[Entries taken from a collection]
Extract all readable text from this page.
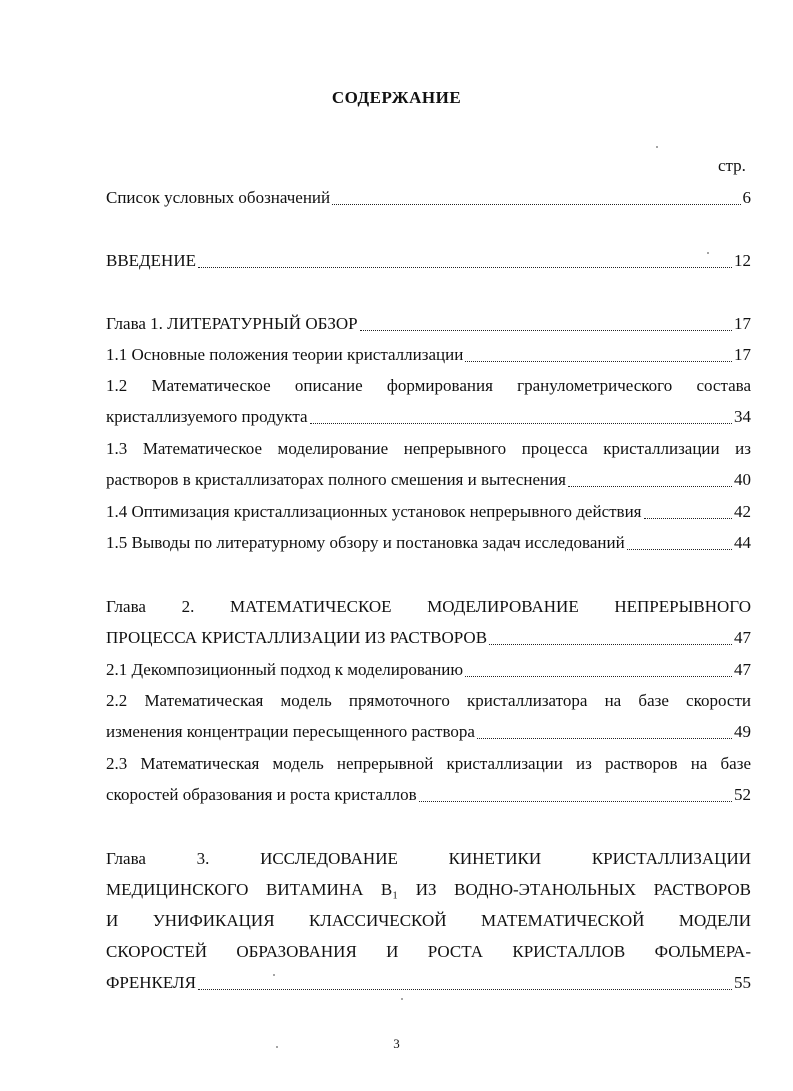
СОДЕРЖАНИЕ
стр.
Список условных обозначений	6
ВВЕДЕНИЕ	12
Глава 1. ЛИТЕРАТУРНЫЙ ОБЗОР	17
1.1 Основные положения теории кристаллизации	17
1.2 Математическое описание формирования гранулометрического состава
кристаллизуемого продукта	34
1.3 Математическое моделирование непрерывного процесса кристаллизации из
растворов в кристаллизаторах полного смешения и вытеснения	40
1.4 Оптимизация кристаллизационных установок непрерывного действия	42
1.5 Выводы по литературному обзору и постановка задач исследований	44
Глава 2. МАТЕМАТИЧЕСКОЕ МОДЕЛИРОВАНИЕ НЕПРЕРЫВНОГО
ПРОЦЕССА КРИСТАЛЛИЗАЦИИ ИЗ РАСТВОРОВ	47
2.1 Декомпозиционный подход к моделированию	47
2.2 Математическая модель прямоточного кристаллизатора на базе скорости
изменения концентрации пересыщенного раствора	49
2.3 Математическая модель непрерывной кристаллизации из растворов на базе
скоростей образования и роста кристаллов	52
Глава 3. ИССЛЕДОВАНИЕ КИНЕТИКИ КРИСТАЛЛИЗАЦИИ
МЕДИЦИНСКОГО ВИТАМИНА B₁ ИЗ ВОДНО-ЭТАНОЛЬНЫХ РАСТВОРОВ
И УНИФИКАЦИЯ КЛАССИЧЕСКОЙ МАТЕМАТИЧЕСКОЙ МОДЕЛИ
СКОРОСТЕЙ ОБРАЗОВАНИЯ И РОСТА КРИСТАЛЛОВ ФОЛЬМЕРА-
ФРЕНКЕЛЯ	55
3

» Task brief
Set down the complete material exactly, but do not include the images.

» Complete answer
Extract all readable text from this page.
СОДЕРЖАНИЕ
стр.
Список условных обозначений	6
ВВЕДЕНИЕ	12
Глава 1. ЛИТЕРАТУРНЫЙ ОБЗОР	17
1.1 Основные положения теории кристаллизации	17
1.2 Математическое описание формирования гранулометрического состава
кристаллизуемого продукта	34
1.3 Математическое моделирование непрерывного процесса кристаллизации из
растворов в кристаллизаторах полного смешения и вытеснения	40
1.4 Оптимизация кристаллизационных установок непрерывного действия	42
1.5 Выводы по литературному обзору и постановка задач исследований	44
Глава 2. МАТЕМАТИЧЕСКОЕ МОДЕЛИРОВАНИЕ НЕПРЕРЫВНОГО
ПРОЦЕССА КРИСТАЛЛИЗАЦИИ ИЗ РАСТВОРОВ	47
2.1 Декомпозиционный подход к моделированию	47
2.2 Математическая модель прямоточного кристаллизатора на базе скорости
изменения концентрации пересыщенного раствора	49
2.3 Математическая модель непрерывной кристаллизации из растворов на базе
скоростей образования и роста кристаллов	52
Глава 3. ИССЛЕДОВАНИЕ КИНЕТИКИ КРИСТАЛЛИЗАЦИИ
МЕДИЦИНСКОГО ВИТАМИНА B₁ ИЗ ВОДНО-ЭТАНОЛЬНЫХ РАСТВОРОВ
И УНИФИКАЦИЯ КЛАССИЧЕСКОЙ МАТЕМАТИЧЕСКОЙ МОДЕЛИ
СКОРОСТЕЙ ОБРАЗОВАНИЯ И РОСТА КРИСТАЛЛОВ ФОЛЬМЕРА-
ФРЕНКЕЛЯ	55
3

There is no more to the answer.